DATA ROWS:
** START **

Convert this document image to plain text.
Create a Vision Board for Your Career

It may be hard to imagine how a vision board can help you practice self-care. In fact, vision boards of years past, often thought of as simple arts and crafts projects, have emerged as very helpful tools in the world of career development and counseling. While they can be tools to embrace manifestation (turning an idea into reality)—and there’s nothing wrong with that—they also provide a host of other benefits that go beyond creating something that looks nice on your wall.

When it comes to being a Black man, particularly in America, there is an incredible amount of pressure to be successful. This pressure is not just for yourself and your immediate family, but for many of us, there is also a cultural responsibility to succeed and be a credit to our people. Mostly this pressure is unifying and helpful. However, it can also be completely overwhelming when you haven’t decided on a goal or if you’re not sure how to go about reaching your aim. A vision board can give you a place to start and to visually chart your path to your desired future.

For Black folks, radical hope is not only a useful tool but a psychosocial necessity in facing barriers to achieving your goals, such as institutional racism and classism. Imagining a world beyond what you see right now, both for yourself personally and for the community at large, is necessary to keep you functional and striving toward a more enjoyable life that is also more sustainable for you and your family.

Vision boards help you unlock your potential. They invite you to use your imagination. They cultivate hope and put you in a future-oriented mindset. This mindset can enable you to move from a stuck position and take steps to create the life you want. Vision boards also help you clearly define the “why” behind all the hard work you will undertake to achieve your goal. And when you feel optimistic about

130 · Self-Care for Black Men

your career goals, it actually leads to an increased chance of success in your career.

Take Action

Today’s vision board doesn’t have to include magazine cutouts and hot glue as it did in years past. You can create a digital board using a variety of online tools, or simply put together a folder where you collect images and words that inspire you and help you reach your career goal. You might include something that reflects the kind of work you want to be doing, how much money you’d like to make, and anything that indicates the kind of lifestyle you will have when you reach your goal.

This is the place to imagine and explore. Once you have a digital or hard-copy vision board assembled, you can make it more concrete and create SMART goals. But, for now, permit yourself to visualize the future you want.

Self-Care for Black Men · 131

** END **

WRITTEN TASK: Write the material out exactly, with nothing left out.

SOLUTION FOR THIS PROBLEM:
Convert this document image to plain text.
Create a Vision Board for Your Career

It may be hard to imagine how a vision board can help you practice self-care. In fact, vision boards of years past, often thought of as simple arts and crafts projects, have emerged as very helpful tools in the world of career development and counseling. While they can be tools to embrace manifestation (turning an idea into reality)—and there’s nothing wrong with that—they also provide a host of other benefits that go beyond creating something that looks nice on your wall.

When it comes to being a Black man, particularly in America, there is an incredible amount of pressure to be successful. This pressure is not just for yourself and your immediate family, but for many of us, there is also a cultural responsibility to succeed and be a credit to our people. Mostly this pressure is unifying and helpful. However, it can also be completely overwhelming when you haven’t decided on a goal or if you’re not sure how to go about reaching your aim. A vision board can give you a place to start and to visually chart your path to your desired future.

For Black folks, radical hope is not only a useful tool but a psychosocial necessity in facing barriers to achieving your goals, such as institutional racism and classism. Imagining a world beyond what you see right now, both for yourself personally and for the community at large, is necessary to keep you functional and striving toward a more enjoyable life that is also more sustainable for you and your family.

Vision boards help you unlock your potential. They invite you to use your imagination. They cultivate hope and put you in a future-oriented mindset. This mindset can enable you to move from a stuck position and take steps to create the life you want. Vision boards also help you clearly define the “why” behind all the hard work you will undertake to achieve your goal. And when you feel optimistic about

130 · Self-Care for Black Men

your career goals, it actually leads to an increased chance of success in your career.

Take Action

Today’s vision board doesn’t have to include magazine cutouts and hot glue as it did in years past. You can create a digital board using a variety of online tools, or simply put together a folder where you collect images and words that inspire you and help you reach your career goal. You might include something that reflects the kind of work you want to be doing, how much money you’d like to make, and anything that indicates the kind of lifestyle you will have when you reach your goal.

This is the place to imagine and explore. Once you have a digital or hard-copy vision board assembled, you can make it more concrete and create SMART goals. But, for now, permit yourself to visualize the future you want.

Self-Care for Black Men · 131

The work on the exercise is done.